### What to produce
Which lines below hold the word "medium"? Report each one.

[Begin Supplied material]

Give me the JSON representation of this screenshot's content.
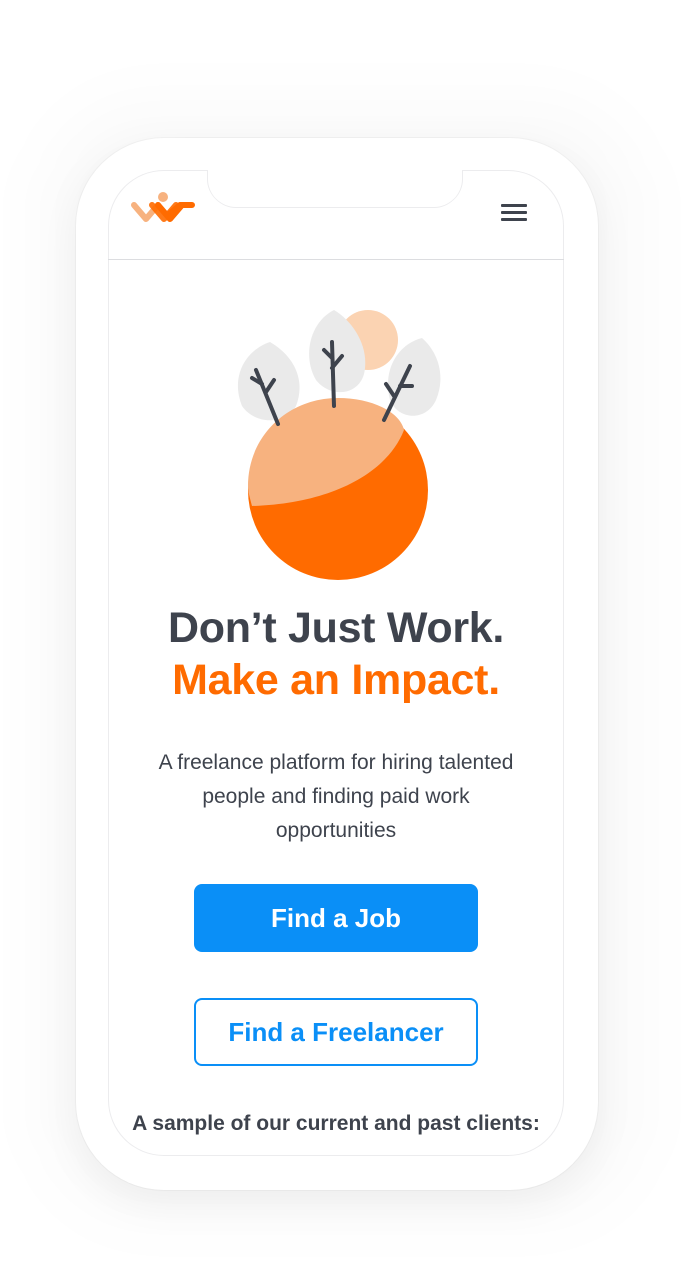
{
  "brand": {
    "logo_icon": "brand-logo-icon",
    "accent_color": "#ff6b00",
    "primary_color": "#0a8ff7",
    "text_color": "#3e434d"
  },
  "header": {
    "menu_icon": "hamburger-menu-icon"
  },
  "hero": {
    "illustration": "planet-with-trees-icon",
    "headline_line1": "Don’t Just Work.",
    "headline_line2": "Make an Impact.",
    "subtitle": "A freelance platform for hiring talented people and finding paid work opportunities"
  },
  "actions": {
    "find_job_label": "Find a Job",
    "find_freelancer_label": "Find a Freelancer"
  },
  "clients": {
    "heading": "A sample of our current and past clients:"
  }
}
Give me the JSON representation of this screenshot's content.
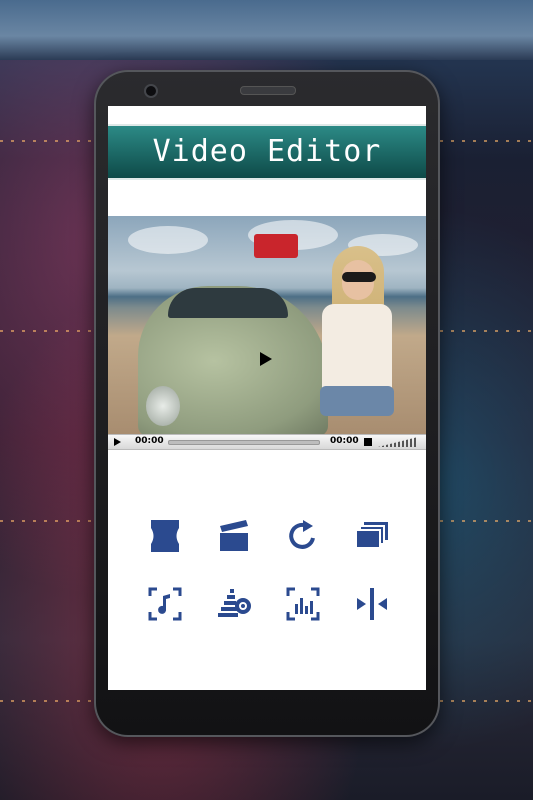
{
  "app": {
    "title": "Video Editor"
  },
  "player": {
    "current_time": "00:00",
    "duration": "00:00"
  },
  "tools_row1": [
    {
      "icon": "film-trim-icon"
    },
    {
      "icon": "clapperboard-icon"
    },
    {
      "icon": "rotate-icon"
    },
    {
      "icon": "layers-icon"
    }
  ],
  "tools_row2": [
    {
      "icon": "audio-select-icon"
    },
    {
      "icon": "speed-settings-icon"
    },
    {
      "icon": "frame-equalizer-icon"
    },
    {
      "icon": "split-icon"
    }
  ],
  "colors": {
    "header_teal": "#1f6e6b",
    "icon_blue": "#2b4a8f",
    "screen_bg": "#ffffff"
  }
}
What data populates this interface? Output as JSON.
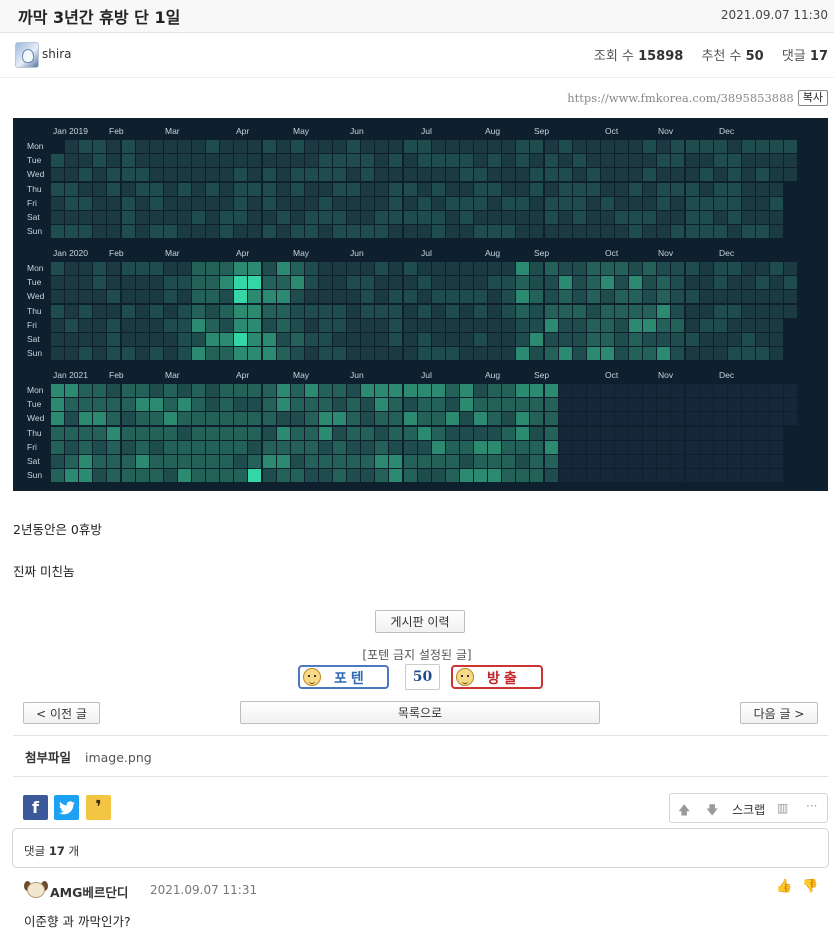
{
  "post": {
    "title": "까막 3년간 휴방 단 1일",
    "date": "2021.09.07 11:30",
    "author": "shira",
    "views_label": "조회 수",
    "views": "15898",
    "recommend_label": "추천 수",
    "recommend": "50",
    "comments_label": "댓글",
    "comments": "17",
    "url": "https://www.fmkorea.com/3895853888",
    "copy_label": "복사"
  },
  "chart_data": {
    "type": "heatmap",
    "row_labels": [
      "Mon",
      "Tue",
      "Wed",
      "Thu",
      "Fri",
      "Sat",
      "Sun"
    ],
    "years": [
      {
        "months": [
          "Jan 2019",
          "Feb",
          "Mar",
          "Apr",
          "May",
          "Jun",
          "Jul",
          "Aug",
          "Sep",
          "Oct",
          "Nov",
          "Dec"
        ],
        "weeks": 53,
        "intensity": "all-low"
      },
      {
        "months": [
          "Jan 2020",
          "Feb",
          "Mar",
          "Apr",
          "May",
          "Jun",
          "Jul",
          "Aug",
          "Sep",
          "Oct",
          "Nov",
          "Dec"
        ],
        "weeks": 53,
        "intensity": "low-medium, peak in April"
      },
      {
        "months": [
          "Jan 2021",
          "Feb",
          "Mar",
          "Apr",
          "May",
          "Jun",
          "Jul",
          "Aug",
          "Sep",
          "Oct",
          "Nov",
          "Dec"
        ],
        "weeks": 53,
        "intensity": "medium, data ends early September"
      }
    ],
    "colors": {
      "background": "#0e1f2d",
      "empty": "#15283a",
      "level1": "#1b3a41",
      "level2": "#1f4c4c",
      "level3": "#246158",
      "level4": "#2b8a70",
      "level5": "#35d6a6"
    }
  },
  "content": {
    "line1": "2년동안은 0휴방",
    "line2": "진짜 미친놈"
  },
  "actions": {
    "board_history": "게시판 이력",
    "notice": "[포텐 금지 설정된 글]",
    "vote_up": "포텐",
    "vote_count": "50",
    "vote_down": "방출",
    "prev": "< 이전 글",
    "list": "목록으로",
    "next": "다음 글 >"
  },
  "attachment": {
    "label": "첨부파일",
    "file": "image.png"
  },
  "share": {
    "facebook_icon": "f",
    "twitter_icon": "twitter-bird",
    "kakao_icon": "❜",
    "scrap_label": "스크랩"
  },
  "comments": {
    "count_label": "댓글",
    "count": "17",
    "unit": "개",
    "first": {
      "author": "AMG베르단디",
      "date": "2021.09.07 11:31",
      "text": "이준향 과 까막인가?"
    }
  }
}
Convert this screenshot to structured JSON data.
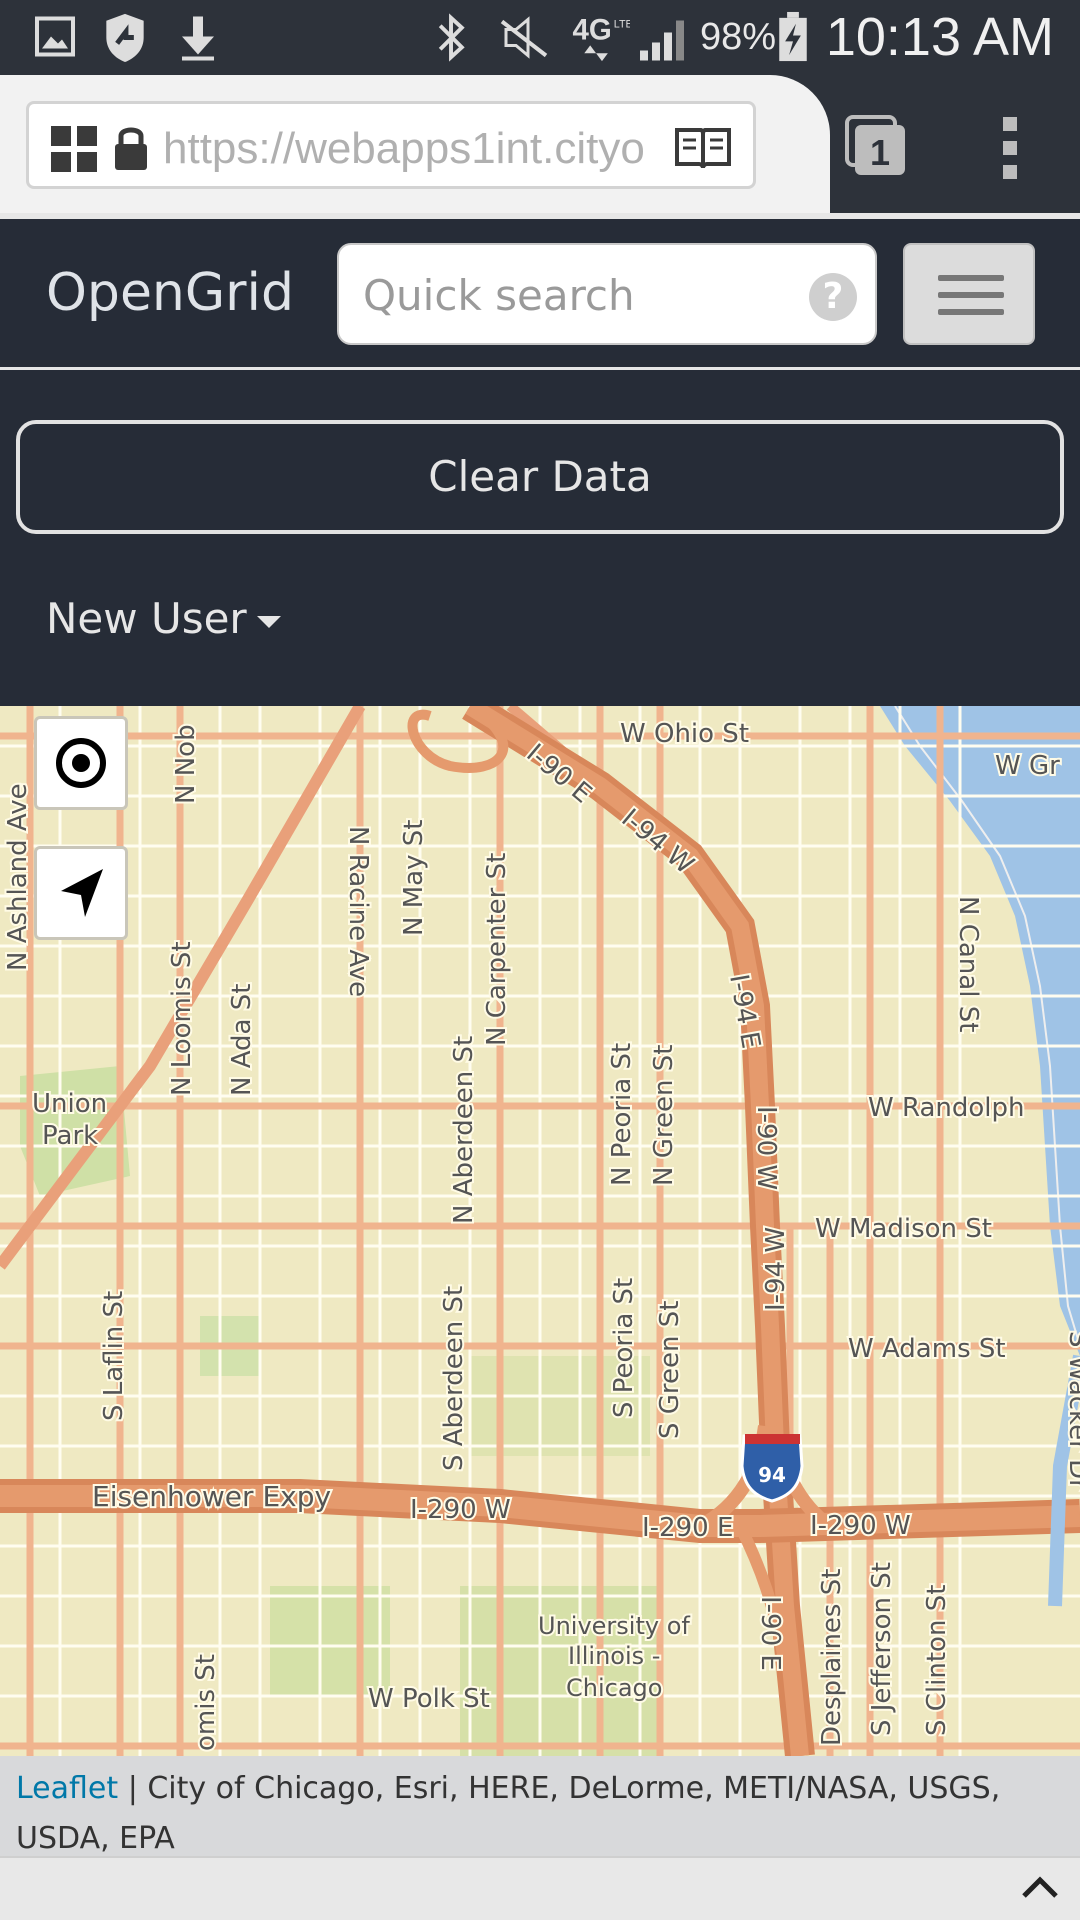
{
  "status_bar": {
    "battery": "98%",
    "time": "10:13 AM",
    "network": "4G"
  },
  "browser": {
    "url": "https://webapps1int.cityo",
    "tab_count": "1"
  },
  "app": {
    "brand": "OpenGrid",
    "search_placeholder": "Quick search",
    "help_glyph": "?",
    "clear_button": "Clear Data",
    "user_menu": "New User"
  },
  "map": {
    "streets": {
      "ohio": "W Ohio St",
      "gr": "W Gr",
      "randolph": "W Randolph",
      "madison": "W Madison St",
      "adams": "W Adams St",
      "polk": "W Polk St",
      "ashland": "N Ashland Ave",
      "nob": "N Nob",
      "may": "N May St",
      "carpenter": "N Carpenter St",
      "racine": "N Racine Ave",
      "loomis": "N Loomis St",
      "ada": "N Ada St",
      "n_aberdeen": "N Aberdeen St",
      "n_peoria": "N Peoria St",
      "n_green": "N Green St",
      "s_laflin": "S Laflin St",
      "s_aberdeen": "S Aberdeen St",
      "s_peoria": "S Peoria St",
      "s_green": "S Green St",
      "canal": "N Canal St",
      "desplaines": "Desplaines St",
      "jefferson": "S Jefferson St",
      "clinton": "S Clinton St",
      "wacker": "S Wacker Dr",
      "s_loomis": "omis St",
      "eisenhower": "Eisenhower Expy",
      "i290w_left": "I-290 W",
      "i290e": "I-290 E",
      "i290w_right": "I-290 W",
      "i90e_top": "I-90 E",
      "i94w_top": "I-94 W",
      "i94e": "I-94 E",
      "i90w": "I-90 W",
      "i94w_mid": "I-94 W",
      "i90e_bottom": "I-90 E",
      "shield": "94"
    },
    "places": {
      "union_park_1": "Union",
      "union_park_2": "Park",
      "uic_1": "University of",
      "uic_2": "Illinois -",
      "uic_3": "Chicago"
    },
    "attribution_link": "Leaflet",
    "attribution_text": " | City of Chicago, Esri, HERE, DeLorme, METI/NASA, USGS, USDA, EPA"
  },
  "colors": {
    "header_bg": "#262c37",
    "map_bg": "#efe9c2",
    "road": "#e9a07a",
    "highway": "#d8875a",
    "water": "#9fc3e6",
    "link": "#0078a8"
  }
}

[End Supplied material]

### The response
        "intensity": "low-medium, peak in April"
        "intensity": "medium, data ends early September"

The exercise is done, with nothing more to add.